Wherever a line holds the string "Operations", copy that line.

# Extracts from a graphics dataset
——
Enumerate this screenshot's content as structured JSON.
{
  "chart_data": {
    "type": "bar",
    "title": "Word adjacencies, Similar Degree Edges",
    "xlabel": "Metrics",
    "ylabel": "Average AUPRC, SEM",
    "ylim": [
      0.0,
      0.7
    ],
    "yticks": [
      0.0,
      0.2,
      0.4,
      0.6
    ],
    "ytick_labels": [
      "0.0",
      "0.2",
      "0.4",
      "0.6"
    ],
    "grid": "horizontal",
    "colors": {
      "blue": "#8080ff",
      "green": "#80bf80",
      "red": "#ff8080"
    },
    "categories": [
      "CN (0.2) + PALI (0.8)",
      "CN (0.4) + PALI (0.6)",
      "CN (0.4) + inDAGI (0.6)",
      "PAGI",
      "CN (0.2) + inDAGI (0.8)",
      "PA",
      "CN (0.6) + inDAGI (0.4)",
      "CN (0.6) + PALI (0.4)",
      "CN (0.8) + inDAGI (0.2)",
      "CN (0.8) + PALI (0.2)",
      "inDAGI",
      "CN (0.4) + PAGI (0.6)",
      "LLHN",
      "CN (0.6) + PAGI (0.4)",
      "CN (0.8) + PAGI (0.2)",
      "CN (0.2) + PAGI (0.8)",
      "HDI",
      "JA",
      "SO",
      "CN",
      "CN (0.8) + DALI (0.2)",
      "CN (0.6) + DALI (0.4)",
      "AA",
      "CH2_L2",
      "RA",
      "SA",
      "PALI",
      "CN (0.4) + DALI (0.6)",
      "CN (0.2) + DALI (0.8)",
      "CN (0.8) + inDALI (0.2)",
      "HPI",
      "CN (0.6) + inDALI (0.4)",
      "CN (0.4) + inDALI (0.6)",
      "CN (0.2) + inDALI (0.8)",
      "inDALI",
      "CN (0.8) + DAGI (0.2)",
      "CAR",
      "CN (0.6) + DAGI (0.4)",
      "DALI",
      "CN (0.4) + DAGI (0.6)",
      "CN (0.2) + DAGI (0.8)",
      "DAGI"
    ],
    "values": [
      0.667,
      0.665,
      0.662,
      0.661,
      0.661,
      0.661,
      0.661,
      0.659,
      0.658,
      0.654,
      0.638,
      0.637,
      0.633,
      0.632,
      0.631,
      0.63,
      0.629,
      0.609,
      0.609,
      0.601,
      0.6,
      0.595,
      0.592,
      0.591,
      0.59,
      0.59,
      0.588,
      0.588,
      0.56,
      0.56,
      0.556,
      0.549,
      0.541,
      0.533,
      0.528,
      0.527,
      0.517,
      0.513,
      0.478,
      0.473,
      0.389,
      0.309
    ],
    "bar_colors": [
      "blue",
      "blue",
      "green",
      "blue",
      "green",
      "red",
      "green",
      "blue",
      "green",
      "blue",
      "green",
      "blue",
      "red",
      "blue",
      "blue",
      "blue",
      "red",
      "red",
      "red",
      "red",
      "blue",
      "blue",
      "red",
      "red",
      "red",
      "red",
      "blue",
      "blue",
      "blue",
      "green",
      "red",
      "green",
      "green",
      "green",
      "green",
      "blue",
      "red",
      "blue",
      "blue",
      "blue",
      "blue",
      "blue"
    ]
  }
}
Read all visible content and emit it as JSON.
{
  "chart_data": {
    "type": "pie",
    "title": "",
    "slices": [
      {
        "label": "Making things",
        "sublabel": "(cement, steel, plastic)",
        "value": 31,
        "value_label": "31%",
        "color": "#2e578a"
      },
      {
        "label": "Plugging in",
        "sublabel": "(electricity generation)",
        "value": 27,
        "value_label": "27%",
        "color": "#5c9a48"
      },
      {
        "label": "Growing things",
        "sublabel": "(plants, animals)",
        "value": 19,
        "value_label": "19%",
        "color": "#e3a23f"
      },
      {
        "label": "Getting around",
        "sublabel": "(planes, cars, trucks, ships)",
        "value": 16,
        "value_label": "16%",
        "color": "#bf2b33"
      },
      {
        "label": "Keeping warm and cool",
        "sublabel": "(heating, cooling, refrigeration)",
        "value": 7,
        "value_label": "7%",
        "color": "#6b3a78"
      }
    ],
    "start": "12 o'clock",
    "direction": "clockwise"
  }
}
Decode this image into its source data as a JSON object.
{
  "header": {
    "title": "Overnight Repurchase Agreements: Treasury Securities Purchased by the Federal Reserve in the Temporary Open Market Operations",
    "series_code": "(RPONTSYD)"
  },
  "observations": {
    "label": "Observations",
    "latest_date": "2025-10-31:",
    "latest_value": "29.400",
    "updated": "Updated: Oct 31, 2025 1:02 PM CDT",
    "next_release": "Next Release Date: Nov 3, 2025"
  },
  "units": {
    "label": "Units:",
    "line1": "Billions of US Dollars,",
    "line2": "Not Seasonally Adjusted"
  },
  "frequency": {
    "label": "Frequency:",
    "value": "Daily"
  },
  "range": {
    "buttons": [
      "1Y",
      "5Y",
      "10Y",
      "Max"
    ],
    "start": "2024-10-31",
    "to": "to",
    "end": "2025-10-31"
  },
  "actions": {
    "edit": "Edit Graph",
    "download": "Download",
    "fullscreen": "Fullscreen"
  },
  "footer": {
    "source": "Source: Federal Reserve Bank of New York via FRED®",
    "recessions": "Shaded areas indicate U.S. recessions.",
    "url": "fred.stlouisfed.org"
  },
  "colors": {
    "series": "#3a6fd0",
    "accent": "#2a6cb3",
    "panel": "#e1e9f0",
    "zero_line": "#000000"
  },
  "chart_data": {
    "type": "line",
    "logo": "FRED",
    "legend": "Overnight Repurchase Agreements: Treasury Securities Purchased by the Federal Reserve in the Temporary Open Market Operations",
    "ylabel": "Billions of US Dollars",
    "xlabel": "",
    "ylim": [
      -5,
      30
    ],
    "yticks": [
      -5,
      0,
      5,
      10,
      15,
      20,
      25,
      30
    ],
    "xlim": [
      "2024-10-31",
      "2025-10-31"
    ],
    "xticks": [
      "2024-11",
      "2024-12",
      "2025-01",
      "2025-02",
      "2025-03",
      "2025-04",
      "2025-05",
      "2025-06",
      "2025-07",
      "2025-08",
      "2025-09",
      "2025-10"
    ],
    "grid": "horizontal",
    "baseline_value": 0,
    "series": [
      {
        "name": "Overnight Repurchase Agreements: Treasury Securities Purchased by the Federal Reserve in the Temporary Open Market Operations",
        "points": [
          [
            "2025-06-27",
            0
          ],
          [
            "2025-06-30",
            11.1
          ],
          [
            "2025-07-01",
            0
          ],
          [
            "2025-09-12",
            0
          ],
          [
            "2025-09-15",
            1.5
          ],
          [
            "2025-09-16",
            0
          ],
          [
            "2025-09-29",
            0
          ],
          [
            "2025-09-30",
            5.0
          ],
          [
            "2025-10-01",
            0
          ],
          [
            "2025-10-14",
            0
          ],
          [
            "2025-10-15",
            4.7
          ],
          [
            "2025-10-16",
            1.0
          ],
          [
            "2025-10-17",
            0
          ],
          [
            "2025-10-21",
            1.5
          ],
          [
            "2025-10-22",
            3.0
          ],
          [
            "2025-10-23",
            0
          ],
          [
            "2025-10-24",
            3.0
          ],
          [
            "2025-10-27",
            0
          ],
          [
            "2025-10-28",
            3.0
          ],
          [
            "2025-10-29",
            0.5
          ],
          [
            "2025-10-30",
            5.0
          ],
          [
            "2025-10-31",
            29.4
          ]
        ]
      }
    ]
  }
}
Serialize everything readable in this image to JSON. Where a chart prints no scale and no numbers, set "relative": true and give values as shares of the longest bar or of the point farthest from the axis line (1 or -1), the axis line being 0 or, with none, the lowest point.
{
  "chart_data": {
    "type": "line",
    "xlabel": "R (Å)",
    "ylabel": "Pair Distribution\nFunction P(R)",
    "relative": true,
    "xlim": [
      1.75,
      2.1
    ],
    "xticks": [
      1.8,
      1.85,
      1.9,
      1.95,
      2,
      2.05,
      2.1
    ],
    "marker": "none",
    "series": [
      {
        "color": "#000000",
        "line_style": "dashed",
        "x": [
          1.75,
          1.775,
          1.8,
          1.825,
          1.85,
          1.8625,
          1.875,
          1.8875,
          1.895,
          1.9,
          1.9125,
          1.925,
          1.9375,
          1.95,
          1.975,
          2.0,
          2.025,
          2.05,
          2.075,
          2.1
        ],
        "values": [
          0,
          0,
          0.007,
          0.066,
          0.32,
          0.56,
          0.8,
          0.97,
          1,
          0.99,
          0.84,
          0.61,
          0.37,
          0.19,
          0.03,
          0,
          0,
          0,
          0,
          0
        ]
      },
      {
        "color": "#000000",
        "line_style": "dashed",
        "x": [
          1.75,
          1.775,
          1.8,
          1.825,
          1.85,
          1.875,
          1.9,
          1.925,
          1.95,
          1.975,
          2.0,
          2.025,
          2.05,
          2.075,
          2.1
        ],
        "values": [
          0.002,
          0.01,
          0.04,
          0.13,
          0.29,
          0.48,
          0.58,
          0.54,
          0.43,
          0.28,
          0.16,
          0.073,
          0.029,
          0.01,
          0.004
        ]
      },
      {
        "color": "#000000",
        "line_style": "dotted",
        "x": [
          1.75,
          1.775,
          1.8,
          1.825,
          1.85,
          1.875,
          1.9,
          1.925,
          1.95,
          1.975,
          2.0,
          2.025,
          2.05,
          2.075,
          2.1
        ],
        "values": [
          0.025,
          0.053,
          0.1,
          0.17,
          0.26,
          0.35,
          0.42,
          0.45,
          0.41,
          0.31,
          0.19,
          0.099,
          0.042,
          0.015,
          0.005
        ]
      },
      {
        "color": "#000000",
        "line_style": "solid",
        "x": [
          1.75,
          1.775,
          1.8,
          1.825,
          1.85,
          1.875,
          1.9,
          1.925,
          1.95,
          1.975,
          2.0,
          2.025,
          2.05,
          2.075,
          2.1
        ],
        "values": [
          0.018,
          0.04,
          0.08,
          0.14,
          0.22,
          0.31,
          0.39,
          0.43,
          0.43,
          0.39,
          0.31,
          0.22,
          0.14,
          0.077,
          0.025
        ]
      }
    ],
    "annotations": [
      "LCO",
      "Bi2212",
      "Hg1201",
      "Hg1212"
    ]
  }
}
——
# Reply
    "title": "Overnight Repurchase Agreements: Treasury Securities Purchased by the Federal Reserve in the Temporary Open Market Operations",
    "legend": "Overnight Repurchase Agreements: Treasury Securities Purchased by the Federal Reserve in the Temporary Open Market Operations",
        "name": "Overnight Repurchase Agreements: Treasury Securities Purchased by the Federal Reserve in the Temporary Open Market Operations",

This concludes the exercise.